● **The exercise**:
Produce an exact copy of all the records.
------------
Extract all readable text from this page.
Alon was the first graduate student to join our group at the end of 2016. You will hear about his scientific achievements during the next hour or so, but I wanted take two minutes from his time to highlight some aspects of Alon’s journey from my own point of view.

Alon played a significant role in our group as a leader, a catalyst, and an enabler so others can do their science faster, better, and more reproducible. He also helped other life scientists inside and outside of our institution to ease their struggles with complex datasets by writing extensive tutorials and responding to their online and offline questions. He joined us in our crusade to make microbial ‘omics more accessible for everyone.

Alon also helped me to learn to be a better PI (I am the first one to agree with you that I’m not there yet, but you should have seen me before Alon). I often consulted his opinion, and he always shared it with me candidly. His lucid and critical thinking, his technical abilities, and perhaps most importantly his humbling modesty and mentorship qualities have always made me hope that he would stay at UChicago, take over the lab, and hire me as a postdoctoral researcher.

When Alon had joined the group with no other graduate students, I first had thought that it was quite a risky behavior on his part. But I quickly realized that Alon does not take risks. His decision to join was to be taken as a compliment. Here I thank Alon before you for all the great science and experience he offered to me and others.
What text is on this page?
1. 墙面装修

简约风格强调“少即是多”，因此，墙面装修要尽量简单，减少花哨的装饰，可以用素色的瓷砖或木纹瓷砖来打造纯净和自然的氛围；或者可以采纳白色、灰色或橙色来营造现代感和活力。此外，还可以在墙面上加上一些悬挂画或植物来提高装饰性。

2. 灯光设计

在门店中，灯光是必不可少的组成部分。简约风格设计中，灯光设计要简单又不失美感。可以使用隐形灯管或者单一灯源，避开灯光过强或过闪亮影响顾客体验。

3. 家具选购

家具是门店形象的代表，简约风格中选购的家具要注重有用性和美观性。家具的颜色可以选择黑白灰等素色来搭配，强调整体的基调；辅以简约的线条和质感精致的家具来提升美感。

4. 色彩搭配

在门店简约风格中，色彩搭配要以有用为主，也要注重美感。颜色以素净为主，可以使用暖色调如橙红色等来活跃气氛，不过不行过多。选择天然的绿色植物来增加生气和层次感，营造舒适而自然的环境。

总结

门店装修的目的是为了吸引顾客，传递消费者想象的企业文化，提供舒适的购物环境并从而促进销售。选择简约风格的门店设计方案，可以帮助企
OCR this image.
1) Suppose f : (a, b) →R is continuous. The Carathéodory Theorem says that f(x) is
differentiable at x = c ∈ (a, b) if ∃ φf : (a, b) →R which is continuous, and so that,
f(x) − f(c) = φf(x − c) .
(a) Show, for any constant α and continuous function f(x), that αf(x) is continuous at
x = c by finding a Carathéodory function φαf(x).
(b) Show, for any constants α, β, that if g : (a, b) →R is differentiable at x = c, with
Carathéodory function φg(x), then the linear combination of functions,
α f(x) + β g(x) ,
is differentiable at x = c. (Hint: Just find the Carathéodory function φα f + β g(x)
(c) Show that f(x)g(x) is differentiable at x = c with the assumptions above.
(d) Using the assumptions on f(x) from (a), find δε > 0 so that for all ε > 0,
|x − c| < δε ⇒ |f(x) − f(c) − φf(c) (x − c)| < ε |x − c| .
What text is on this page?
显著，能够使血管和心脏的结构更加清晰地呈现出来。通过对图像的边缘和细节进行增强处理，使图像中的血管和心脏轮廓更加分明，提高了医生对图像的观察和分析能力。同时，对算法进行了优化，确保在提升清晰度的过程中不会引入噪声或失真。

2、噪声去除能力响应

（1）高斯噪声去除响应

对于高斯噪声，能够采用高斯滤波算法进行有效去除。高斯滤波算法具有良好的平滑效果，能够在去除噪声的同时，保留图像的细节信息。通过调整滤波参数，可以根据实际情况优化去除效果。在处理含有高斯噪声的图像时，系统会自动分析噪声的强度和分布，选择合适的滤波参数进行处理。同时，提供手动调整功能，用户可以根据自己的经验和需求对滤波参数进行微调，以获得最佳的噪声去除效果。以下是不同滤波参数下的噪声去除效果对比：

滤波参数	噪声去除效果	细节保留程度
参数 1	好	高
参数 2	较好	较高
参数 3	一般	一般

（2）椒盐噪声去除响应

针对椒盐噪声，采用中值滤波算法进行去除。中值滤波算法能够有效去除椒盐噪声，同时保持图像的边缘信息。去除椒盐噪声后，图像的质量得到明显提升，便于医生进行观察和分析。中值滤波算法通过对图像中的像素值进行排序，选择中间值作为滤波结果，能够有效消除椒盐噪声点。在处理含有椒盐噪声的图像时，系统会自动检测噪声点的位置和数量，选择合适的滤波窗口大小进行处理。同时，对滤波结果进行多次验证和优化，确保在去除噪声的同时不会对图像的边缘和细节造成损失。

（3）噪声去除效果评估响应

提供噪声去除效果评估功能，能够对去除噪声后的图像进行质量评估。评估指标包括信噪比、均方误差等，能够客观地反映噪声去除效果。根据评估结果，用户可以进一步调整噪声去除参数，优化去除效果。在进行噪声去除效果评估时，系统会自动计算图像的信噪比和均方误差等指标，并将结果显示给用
------------
● **Answer to the task**:
Extract all readable text from this page.
Alon was the first graduate student to join our group at the end of 2016. You will hear about his scientific achievements during the next hour or so, but I wanted take two minutes from his time to highlight some aspects of Alon’s journey from my own point of view.

Alon played a significant role in our group as a leader, a catalyst, and an enabler so others can do their science faster, better, and more reproducible. He also helped other life scientists inside and outside of our institution to ease their struggles with complex datasets by writing extensive tutorials and responding to their online and offline questions. He joined us in our crusade to make microbial ‘omics more accessible for everyone.

Alon also helped me to learn to be a better PI (I am the first one to agree with you that I’m not there yet, but you should have seen me before Alon). I often consulted his opinion, and he always shared it with me candidly. His lucid and critical thinking, his technical abilities, and perhaps most importantly his humbling modesty and mentorship qualities have always made me hope that he would stay at UChicago, take over the lab, and hire me as a postdoctoral researcher.

When Alon had joined the group with no other graduate students, I first had thought that it was quite a risky behavior on his part. But I quickly realized that Alon does not take risks. His decision to join was to be taken as a compliment. Here I thank Alon before you for all the great science and experience he offered to me and others.
What text is on this page?
1. 墙面装修

简约风格强调“少即是多”，因此，墙面装修要尽量简单，减少花哨的装饰，可以用素色的瓷砖或木纹瓷砖来打造纯净和自然的氛围；或者可以采纳白色、灰色或橙色来营造现代感和活力。此外，还可以在墙面上加上一些悬挂画或植物来提高装饰性。

2. 灯光设计

在门店中，灯光是必不可少的组成部分。简约风格设计中，灯光设计要简单又不失美感。可以使用隐形灯管或者单一灯源，避开灯光过强或过闪亮影响顾客体验。

3. 家具选购

家具是门店形象的代表，简约风格中选购的家具要注重有用性和美观性。家具的颜色可以选择黑白灰等素色来搭配，强调整体的基调；辅以简约的线条和质感精致的家具来提升美感。

4. 色彩搭配

在门店简约风格中，色彩搭配要以有用为主，也要注重美感。颜色以素净为主，可以使用暖色调如橙红色等来活跃气氛，不过不行过多。选择天然的绿色植物来增加生气和层次感，营造舒适而自然的环境。

总结

门店装修的目的是为了吸引顾客，传递消费者想象的企业文化，提供舒适的购物环境并从而促进销售。选择简约风格的门店设计方案，可以帮助企
OCR this image.
1) Suppose f : (a, b) →R is continuous. The Carathéodory Theorem says that f(x) is
differentiable at x = c ∈ (a, b) if ∃ φf : (a, b) →R which is continuous, and so that,
f(x) − f(c) = φf(x − c) .
(a) Show, for any constant α and continuous function f(x), that αf(x) is continuous at
x = c by finding a Carathéodory function φαf(x).
(b) Show, for any constants α, β, that if g : (a, b) →R is differentiable at x = c, with
Carathéodory function φg(x), then the linear combination of functions,
α f(x) + β g(x) ,
is differentiable at x = c. (Hint: Just find the Carathéodory function φα f + β g(x)
(c) Show that f(x)g(x) is differentiable at x = c with the assumptions above.
(d) Using the assumptions on f(x) from (a), find δε > 0 so that for all ε > 0,
|x − c| < δε ⇒ |f(x) − f(c) − φf(c) (x − c)| < ε |x − c| .
What text is on this page?
显著，能够使血管和心脏的结构更加清晰地呈现出来。通过对图像的边缘和细节进行增强处理，使图像中的血管和心脏轮廓更加分明，提高了医生对图像的观察和分析能力。同时，对算法进行了优化，确保在提升清晰度的过程中不会引入噪声或失真。

2、噪声去除能力响应

（1）高斯噪声去除响应

对于高斯噪声，能够采用高斯滤波算法进行有效去除。高斯滤波算法具有良好的平滑效果，能够在去除噪声的同时，保留图像的细节信息。通过调整滤波参数，可以根据实际情况优化去除效果。在处理含有高斯噪声的图像时，系统会自动分析噪声的强度和分布，选择合适的滤波参数进行处理。同时，提供手动调整功能，用户可以根据自己的经验和需求对滤波参数进行微调，以获得最佳的噪声去除效果。以下是不同滤波参数下的噪声去除效果对比：

滤波参数	噪声去除效果	细节保留程度
参数 1	好	高
参数 2	较好	较高
参数 3	一般	一般

（2）椒盐噪声去除响应

针对椒盐噪声，采用中值滤波算法进行去除。中值滤波算法能够有效去除椒盐噪声，同时保持图像的边缘信息。去除椒盐噪声后，图像的质量得到明显提升，便于医生进行观察和分析。中值滤波算法通过对图像中的像素值进行排序，选择中间值作为滤波结果，能够有效消除椒盐噪声点。在处理含有椒盐噪声的图像时，系统会自动检测噪声点的位置和数量，选择合适的滤波窗口大小进行处理。同时，对滤波结果进行多次验证和优化，确保在去除噪声的同时不会对图像的边缘和细节造成损失。

（3）噪声去除效果评估响应

提供噪声去除效果评估功能，能够对去除噪声后的图像进行质量评估。评估指标包括信噪比、均方误差等，能够客观地反映噪声去除效果。根据评估结果，用户可以进一步调整噪声去除参数，优化去除效果。在进行噪声去除效果评估时，系统会自动计算图像的信噪比和均方误差等指标，并将结果显示给用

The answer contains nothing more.